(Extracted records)
□ □ □
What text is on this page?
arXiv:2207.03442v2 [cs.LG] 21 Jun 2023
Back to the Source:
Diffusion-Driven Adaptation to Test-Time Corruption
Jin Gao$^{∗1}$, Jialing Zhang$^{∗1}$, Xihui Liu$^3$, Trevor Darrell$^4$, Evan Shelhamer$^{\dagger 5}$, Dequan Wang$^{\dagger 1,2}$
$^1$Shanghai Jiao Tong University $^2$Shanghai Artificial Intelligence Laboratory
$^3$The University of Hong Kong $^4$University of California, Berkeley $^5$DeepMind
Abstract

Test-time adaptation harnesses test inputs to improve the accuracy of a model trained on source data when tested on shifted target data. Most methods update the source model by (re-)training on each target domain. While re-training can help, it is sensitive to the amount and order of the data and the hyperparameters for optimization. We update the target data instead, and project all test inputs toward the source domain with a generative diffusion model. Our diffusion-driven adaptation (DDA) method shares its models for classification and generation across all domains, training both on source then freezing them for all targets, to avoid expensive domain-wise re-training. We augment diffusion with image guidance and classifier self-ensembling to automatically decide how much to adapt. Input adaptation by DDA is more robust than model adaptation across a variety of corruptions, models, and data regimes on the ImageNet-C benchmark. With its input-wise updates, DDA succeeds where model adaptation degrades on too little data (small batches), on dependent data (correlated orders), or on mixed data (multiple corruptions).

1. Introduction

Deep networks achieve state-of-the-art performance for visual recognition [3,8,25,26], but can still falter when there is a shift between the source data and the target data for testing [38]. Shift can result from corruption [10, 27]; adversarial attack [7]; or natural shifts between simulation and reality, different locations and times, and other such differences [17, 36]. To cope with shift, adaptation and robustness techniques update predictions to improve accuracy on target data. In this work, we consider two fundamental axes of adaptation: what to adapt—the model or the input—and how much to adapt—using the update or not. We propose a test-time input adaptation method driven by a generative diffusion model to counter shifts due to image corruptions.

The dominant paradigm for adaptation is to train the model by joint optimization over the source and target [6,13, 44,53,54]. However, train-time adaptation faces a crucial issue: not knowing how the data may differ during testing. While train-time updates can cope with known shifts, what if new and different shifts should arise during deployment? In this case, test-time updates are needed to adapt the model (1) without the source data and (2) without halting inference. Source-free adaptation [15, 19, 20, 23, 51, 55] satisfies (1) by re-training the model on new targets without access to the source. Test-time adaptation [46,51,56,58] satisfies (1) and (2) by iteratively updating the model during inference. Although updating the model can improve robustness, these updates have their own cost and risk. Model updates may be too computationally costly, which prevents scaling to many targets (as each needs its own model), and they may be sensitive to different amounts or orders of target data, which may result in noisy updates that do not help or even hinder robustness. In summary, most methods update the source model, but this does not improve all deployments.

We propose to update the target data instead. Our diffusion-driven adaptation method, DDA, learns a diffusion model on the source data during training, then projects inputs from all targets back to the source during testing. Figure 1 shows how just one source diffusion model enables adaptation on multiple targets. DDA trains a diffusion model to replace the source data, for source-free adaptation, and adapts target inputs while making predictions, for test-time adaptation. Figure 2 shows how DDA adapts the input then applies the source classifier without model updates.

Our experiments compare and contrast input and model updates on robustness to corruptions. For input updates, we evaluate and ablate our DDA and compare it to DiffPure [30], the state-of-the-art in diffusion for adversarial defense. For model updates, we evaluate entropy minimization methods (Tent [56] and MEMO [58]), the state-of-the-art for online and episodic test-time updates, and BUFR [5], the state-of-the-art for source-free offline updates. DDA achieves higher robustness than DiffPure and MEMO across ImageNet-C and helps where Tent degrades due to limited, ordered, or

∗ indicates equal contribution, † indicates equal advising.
□ □ □
__Description of the task__: Look through the data above. Find each line with the string "University" and copy it.

__Solution for this exercise__:
$^1$Shanghai Jiao Tong University $^2$Shanghai Artificial Intelligence Laboratory
$^3$The University of Hong Kong $^4$University of California, Berkeley $^5$DeepMind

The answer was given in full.